福岡県は「福岡三国志」と呼ばれるほど混乱した状況にある。

麻生太郎氏が県知事として小川洋氏を連れてきた。だが小川氏は地元の議員たちと関係を深め麻生氏から離反する。これに腹を立てた麻生氏は新しく武内和久氏を連れてきて県知事候補に擁立した。しかし右も左もわからなかった武内さんは地元と折り合うことができずに県知事選で敗北している。また、小川さんは武田良太、古賀誠、山崎拓といった大物を後ろ盾にし麻生太郎氏に対抗した。

福岡は福岡市、北九州市、筑後、筑豊と別れておりそれぞれが「異なったアイデンティティ」を持っている。このため県全体が一枚岩になりにくい。

ところがその小川さんがガンになってしまう。

麻生太郎氏と県連会長の蔵内氏(県知事選敗北の責任を取って辞任)と武田良太、古賀誠、山崎拓氏の間での争いが再燃するかに思われた。小川氏は後継として副知事を指名したがこれを前回小川氏を支援した武田良太氏が許さず官僚を連れてこようとした。NHKは県連の力が強くなりすぎるのを警戒したのだろうと分析している。だが武田良太氏の介入は地元では歓迎されず二階俊博氏の仲介で沈静化した。

> **対象エントリー**:

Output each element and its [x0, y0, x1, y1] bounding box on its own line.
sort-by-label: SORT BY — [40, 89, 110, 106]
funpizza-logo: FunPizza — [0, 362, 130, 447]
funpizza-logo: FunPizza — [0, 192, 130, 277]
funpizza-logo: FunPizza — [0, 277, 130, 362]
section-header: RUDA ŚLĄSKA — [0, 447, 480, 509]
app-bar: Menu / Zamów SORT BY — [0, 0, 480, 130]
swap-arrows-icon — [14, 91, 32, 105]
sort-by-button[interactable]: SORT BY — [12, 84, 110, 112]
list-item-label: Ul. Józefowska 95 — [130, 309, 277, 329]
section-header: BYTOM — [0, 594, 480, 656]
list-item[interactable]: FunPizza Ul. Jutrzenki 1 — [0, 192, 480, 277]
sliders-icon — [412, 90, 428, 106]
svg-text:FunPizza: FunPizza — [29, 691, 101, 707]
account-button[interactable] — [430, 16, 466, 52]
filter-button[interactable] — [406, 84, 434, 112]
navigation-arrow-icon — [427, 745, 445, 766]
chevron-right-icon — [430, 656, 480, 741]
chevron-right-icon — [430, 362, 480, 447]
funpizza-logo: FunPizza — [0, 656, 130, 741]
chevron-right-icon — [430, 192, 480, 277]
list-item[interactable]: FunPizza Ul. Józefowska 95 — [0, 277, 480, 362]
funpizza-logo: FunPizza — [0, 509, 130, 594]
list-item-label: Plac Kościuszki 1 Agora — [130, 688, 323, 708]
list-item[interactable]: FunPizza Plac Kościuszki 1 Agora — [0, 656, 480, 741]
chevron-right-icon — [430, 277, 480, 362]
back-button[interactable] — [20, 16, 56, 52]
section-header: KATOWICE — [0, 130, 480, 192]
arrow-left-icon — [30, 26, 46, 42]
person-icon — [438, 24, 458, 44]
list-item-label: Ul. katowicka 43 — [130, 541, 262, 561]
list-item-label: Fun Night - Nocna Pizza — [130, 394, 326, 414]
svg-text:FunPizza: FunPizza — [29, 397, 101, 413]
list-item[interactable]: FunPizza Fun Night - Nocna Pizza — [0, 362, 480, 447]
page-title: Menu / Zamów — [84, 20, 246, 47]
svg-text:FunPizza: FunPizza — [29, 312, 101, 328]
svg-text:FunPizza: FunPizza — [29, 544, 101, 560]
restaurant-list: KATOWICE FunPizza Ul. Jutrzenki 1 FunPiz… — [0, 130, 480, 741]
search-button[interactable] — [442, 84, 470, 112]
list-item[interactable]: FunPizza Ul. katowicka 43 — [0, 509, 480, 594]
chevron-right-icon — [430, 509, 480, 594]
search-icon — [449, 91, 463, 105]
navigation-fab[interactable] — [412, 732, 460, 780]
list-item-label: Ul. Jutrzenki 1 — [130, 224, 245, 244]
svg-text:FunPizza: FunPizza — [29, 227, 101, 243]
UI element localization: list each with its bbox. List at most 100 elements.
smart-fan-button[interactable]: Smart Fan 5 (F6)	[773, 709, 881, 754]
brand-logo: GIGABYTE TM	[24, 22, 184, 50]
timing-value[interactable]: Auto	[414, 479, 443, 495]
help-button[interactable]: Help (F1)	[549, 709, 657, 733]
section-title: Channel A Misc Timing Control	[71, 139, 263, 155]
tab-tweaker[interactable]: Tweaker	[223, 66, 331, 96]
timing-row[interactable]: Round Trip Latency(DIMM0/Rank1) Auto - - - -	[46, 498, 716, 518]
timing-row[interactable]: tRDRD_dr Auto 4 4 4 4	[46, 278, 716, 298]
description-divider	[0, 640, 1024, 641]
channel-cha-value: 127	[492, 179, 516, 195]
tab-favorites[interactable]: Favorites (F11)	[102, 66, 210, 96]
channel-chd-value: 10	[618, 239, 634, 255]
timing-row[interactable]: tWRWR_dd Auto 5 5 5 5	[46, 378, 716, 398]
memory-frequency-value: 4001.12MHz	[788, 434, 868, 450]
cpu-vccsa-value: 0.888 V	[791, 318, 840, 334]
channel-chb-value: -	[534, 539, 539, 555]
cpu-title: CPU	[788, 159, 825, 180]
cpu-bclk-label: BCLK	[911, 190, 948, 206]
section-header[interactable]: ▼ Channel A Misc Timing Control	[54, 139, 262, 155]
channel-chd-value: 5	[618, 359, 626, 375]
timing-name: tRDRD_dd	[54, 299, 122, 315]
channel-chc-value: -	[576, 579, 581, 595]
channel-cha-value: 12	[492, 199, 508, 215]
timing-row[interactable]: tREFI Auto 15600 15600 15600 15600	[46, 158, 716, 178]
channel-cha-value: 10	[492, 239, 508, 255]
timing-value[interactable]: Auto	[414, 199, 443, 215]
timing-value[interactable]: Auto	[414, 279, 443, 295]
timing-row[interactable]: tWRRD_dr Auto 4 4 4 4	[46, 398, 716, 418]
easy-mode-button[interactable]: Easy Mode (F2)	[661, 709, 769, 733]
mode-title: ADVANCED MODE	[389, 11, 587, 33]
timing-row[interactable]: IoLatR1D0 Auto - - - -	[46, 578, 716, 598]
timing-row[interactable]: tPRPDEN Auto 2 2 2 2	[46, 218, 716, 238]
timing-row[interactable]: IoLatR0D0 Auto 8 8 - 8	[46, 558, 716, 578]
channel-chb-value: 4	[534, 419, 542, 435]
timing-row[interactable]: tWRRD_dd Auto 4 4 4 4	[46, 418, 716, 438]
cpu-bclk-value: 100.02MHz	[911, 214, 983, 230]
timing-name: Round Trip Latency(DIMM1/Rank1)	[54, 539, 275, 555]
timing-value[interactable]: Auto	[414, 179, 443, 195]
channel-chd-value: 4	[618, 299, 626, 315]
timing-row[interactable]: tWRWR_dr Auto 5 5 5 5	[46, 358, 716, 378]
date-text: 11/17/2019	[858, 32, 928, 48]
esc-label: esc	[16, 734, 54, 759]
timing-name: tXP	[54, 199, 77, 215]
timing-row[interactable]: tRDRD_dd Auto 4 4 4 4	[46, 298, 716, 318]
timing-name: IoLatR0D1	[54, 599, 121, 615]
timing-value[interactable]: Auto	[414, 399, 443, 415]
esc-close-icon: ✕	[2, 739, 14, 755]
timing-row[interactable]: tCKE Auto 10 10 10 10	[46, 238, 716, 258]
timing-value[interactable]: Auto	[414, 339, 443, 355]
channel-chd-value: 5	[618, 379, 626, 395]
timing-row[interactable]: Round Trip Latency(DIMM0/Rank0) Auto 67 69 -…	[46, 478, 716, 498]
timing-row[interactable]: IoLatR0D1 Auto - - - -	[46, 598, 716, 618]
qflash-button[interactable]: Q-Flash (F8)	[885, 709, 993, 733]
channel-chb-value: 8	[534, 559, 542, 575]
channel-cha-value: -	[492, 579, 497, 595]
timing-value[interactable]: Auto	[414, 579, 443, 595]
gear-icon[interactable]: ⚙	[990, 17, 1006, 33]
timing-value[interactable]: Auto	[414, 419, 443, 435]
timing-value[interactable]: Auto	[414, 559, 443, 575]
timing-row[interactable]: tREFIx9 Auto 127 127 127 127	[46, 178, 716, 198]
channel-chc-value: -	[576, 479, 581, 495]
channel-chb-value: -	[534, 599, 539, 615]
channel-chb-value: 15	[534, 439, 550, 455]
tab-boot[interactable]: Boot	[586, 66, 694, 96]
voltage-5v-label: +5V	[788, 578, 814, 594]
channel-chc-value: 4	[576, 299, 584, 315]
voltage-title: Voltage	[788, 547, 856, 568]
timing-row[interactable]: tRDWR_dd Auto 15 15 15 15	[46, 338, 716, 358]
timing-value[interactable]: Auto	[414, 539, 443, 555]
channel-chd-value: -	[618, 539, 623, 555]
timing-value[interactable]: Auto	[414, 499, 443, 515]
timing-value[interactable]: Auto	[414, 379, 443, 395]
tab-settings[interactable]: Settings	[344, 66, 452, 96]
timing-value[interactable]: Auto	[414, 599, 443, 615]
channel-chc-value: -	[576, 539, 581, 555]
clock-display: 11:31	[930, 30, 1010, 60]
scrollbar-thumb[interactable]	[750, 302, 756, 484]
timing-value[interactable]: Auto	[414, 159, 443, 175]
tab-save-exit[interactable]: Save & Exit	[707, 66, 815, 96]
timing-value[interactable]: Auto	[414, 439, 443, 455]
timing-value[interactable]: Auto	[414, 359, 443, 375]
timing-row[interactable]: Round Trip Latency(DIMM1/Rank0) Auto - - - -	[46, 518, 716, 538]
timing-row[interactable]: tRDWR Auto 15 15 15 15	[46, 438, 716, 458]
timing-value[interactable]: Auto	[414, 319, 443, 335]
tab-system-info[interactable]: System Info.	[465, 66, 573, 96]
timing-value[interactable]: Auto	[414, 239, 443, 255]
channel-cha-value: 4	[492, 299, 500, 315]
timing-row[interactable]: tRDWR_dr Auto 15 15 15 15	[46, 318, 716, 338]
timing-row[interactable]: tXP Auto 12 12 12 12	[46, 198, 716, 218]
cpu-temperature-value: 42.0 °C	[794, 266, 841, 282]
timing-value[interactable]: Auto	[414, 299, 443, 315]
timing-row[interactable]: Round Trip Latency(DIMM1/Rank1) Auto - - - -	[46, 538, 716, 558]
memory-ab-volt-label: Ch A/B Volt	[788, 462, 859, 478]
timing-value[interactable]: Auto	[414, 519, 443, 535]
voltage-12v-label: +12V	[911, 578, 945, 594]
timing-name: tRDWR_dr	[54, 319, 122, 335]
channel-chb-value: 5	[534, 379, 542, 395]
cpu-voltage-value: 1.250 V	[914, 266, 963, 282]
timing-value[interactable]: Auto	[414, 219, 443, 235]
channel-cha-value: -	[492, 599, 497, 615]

> **やること**:
**1.** エントリーの先頭から「svg-text:FunPizza: FunPizza — [29, 691, 101, 707]」を含む行までを、両端の行も含めて一字一句変えずに書き写してください。
**2.** 福岡県政の争いをめぐる文章を、最後の文の後から書き継ぐこと。

> **練習の解答**:
**1.**
Output each element and its [x0, y0, x1, y1] bounding box on its own line.
sort-by-label: SORT BY — [40, 89, 110, 106]
funpizza-logo: FunPizza — [0, 362, 130, 447]
funpizza-logo: FunPizza — [0, 192, 130, 277]
funpizza-logo: FunPizza — [0, 277, 130, 362]
section-header: RUDA ŚLĄSKA — [0, 447, 480, 509]
app-bar: Menu / Zamów SORT BY — [0, 0, 480, 130]
swap-arrows-icon — [14, 91, 32, 105]
sort-by-button[interactable]: SORT BY — [12, 84, 110, 112]
list-item-label: Ul. Józefowska 95 — [130, 309, 277, 329]
section-header: BYTOM — [0, 594, 480, 656]
list-item[interactable]: FunPizza Ul. Jutrzenki 1 — [0, 192, 480, 277]
sliders-icon — [412, 90, 428, 106]
svg-text:FunPizza: FunPizza — [29, 691, 101, 707]

**2.**
ここまでの経緯はNHKが福岡三国志としてまとめている。

話はこれで終わらない。このゴタゴタが北九州市長選挙に飛び火した。

県知事選挙で敗退した武内氏は北九州市で地元議員をまとめ上げた。北九州市民の間には「自分たちは福岡とは別だ」というアイデンティティが残っているのである。武田良太氏が中心となって津森氏という候補を連れてきた。

県連は麻生氏と近く承認を渋っていたがなんとか説得できた。しかし麻生太郎氏は面白くない。「署名はしないが党が勝手にやればいい」と機嫌を損ねてしまう。恐れをなした菅義偉氏が北九州入りをキャンセルするような事態になっている。結果的に勝利したのは武内氏だった。このため今でも「麻生太郎氏が後ろ盾になっている」などと言われている。

ここで初めて大家氏の名前が登場する。

もともとは麻生派だが(だから、最初にこのニュースを聞いたときには今回の撤退宣言は麻生太郎氏の影響力が落ちた影響だろうと思った)津森氏の選対本部長に就任したそうだ。

つまり、大家氏は地元の歓心を買うために麻生氏から離反したのである。

麻生太郎氏には人望がない。今回の総裁選挙では派閥の河野太郎氏を応援するかと思われたが風を読んで高市早苗氏支持に乗り換えた。結果的に反麻生陣営が形成され石破総理・総裁誕生につながっている。当然、河野太郎氏は麻生氏の離反にかなり動揺したようである。「麻生氏が高市氏支持に転じる」というニュースに対して「選挙妨害の飛ばし記事だ」と憤っていた。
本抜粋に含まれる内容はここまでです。